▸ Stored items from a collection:
################

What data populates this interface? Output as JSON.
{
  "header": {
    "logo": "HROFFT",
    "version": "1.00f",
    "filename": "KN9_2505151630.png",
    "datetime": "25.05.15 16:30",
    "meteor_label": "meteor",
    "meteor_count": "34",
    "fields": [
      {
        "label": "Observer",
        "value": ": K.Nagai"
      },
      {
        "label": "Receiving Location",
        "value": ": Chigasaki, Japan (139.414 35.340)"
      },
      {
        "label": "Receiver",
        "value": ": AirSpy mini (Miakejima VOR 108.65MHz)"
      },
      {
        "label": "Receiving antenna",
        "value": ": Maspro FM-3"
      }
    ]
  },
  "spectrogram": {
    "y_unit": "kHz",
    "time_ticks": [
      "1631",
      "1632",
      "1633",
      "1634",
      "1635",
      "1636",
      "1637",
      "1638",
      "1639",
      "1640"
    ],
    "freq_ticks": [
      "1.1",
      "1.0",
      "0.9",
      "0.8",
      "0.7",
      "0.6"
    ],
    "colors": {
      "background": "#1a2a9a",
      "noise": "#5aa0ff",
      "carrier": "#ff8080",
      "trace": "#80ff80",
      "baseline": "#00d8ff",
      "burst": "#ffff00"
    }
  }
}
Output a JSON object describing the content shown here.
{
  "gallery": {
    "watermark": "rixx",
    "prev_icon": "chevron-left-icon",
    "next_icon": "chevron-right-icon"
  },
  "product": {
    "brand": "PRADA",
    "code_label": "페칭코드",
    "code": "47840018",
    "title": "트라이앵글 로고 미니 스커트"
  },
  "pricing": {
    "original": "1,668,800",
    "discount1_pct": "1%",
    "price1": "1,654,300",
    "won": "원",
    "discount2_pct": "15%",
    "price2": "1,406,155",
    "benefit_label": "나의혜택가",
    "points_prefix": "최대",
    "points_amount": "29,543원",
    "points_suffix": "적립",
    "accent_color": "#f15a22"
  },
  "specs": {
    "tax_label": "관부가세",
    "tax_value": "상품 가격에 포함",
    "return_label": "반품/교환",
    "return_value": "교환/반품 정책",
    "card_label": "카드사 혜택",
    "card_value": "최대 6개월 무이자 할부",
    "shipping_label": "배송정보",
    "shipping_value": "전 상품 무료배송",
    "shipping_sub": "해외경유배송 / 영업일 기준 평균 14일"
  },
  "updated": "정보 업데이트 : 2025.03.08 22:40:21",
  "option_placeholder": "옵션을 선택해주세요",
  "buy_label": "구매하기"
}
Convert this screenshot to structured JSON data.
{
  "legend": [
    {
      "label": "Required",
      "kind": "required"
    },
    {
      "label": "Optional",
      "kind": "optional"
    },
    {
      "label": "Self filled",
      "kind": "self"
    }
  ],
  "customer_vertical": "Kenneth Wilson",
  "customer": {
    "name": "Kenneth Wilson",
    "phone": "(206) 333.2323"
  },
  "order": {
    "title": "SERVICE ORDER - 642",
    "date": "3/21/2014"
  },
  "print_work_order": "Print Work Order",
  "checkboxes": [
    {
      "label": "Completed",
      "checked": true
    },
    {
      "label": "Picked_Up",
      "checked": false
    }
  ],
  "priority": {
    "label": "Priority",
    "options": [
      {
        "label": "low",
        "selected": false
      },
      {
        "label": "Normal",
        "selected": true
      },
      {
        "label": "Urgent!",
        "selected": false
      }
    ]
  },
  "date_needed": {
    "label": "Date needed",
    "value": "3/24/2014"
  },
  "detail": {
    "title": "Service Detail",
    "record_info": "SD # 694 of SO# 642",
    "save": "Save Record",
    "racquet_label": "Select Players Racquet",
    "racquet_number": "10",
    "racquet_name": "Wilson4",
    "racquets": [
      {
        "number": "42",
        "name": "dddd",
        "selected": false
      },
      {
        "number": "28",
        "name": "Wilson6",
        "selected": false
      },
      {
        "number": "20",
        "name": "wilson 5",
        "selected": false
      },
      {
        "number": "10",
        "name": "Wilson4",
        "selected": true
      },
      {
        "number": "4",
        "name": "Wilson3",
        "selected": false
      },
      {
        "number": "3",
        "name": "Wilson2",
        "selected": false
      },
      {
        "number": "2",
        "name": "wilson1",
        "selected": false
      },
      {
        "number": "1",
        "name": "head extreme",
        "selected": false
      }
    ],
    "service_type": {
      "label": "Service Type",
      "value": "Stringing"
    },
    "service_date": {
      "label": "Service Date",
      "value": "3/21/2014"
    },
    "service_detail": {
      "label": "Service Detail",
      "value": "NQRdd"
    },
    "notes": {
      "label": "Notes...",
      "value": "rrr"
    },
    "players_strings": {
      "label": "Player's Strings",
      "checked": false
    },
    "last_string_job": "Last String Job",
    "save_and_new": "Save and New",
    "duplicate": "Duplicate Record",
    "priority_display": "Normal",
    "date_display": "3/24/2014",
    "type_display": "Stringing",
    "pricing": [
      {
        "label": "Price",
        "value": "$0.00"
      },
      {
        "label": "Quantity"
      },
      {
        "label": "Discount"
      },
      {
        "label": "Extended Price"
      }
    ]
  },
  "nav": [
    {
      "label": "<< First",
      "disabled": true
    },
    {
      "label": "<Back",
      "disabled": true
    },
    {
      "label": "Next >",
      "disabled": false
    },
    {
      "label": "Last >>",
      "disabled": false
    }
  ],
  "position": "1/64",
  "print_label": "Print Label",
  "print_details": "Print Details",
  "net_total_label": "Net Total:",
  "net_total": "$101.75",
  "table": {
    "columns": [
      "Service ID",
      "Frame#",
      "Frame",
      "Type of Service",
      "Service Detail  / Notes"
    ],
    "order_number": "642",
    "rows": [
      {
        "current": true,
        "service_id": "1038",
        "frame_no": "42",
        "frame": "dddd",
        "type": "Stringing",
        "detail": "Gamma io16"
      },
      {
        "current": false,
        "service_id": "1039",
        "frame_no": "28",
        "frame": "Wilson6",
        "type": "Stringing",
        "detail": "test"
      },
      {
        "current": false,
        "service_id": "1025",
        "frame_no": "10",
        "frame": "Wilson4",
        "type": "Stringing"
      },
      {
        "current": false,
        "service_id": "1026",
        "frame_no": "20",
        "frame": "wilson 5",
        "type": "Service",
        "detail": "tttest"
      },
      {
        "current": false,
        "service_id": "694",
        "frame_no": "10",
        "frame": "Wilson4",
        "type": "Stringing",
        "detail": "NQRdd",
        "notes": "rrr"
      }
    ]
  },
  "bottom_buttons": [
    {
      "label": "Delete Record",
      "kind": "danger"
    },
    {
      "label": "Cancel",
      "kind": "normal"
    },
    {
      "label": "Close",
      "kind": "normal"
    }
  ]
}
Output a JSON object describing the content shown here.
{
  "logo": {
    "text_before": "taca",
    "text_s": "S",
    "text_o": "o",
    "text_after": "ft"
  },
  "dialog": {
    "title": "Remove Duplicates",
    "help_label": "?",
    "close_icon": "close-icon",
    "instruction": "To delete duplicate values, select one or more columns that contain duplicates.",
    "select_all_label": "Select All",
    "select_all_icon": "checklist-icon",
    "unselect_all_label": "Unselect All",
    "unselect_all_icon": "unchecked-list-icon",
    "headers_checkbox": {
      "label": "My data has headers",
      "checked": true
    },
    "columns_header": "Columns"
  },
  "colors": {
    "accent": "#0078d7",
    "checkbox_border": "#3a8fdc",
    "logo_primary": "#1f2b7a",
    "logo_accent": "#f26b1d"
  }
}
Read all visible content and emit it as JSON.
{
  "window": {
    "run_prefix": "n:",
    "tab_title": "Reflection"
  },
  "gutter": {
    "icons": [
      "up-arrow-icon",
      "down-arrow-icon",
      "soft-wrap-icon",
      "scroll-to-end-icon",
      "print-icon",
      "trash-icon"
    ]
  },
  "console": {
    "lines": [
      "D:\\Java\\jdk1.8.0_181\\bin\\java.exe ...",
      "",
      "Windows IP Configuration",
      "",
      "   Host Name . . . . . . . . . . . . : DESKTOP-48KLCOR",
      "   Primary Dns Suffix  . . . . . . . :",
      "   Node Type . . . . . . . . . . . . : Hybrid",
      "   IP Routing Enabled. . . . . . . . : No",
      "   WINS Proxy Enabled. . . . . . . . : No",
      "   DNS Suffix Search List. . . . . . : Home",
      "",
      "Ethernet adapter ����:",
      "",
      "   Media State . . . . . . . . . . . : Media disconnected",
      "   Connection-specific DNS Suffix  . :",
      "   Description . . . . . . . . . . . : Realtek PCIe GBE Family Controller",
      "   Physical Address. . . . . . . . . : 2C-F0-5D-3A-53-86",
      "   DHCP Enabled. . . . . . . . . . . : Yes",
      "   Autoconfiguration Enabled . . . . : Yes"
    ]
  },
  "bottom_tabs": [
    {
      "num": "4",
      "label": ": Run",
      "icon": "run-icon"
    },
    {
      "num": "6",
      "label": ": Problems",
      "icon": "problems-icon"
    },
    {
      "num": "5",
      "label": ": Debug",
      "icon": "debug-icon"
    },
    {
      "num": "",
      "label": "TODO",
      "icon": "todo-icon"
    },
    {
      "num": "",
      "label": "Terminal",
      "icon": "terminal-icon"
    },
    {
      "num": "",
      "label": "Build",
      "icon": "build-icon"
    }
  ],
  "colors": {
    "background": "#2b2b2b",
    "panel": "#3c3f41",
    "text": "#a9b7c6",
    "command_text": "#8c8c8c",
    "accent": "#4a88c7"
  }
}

################

▸ What is needed:
Tally the lines above containing "Receiving". Answer with the count only.

▸ Written solution:
2